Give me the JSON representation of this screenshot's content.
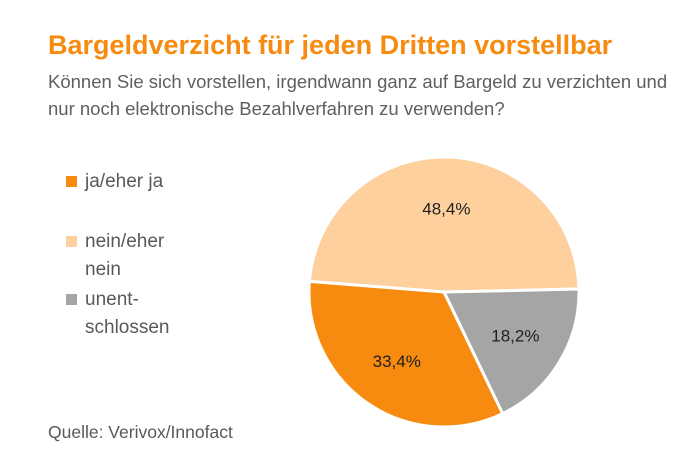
{
  "title": "Bargeldverzicht für jeden Dritten vorstellbar",
  "subtitle": "Können Sie sich vorstellen, irgendwann ganz auf Bargeld zu verzichten und nur noch elektronische Bezahlverfahren zu verwenden?",
  "source": "Quelle: Verivox/Innofact",
  "legend": [
    {
      "label": "ja/eher ja",
      "color": "#f78b0f"
    },
    {
      "label": "nein/eher nein",
      "color": "#fdd09e"
    },
    {
      "label": "unent-schlossen",
      "color": "#a5a5a5"
    }
  ],
  "chart_data": {
    "type": "pie",
    "title": "Bargeldverzicht für jeden Dritten vorstellbar",
    "slices": [
      {
        "name": "nein/eher nein",
        "value": 48.4,
        "label": "48,4%",
        "color": "#fdd09e"
      },
      {
        "name": "unent-schlossen",
        "value": 18.2,
        "label": "18,2%",
        "color": "#a5a5a5"
      },
      {
        "name": "ja/eher ja",
        "value": 33.4,
        "label": "33,4%",
        "color": "#f78b0f"
      }
    ],
    "legend_position": "left"
  }
}
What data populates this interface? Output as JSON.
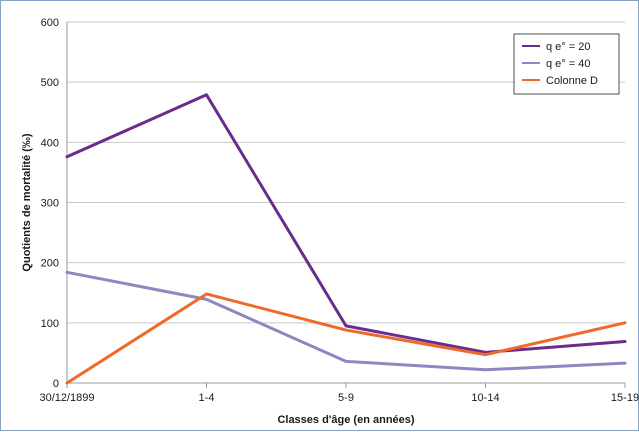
{
  "chart_data": {
    "type": "line",
    "title": "",
    "xlabel": "Classes d'âge (en années)",
    "ylabel": "Quotients de mortalité (‰)",
    "categories": [
      "30/12/1899",
      "1-4",
      "5-9",
      "10-14",
      "15-19"
    ],
    "ylim": [
      0,
      600
    ],
    "yticks": [
      0,
      100,
      200,
      300,
      400,
      500,
      600
    ],
    "grid": "horizontal",
    "legend_position": "top-right",
    "series": [
      {
        "name": "q e° = 20",
        "color": "#6a2c8f",
        "values": [
          376,
          479,
          95,
          51,
          69
        ]
      },
      {
        "name": "q e° = 40",
        "color": "#8b88c2",
        "values": [
          184,
          139,
          36,
          22,
          33
        ]
      },
      {
        "name": "Colonne D",
        "color": "#ee6a2a",
        "values": [
          0,
          148,
          88,
          47,
          100
        ]
      }
    ]
  }
}
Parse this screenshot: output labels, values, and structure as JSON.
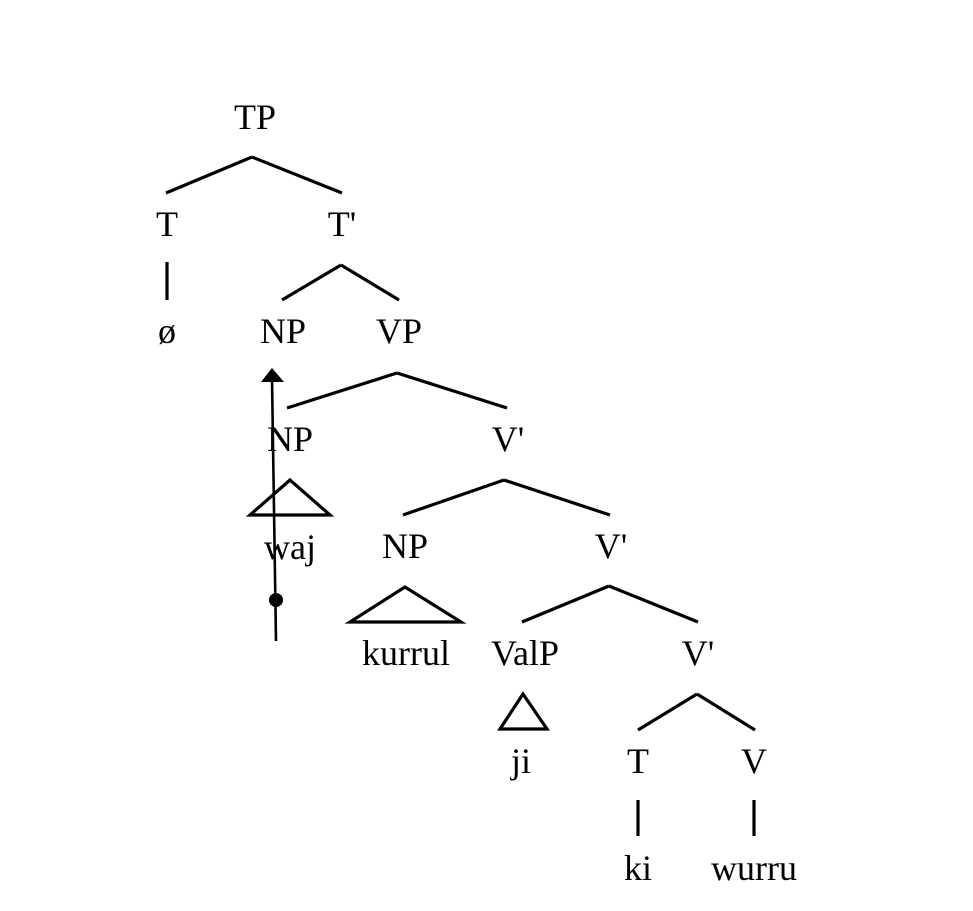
{
  "tree": {
    "root": "TP",
    "labels": {
      "tp": "TP",
      "t": "T",
      "t_bar": "T'",
      "null_t": "ø",
      "np_spec_t": "NP",
      "vp": "VP",
      "np_spec_v": "NP",
      "v_bar_1": "V'",
      "waj": "waj",
      "np_obj": "NP",
      "v_bar_2": "V'",
      "kurrul": "kurrul",
      "valp": "ValP",
      "v_bar_3": "V'",
      "ji": "ji",
      "t_low": "T",
      "v": "V",
      "ki": "ki",
      "wurru": "wurru"
    }
  }
}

=-=-=-=-=

WRITTEN PROBLEM | Pull every line containing the word "schlossen" out of the material and copy it.

SOLUTION |
      "label": "unent-schlossen",
        "name": "unent-schlossen",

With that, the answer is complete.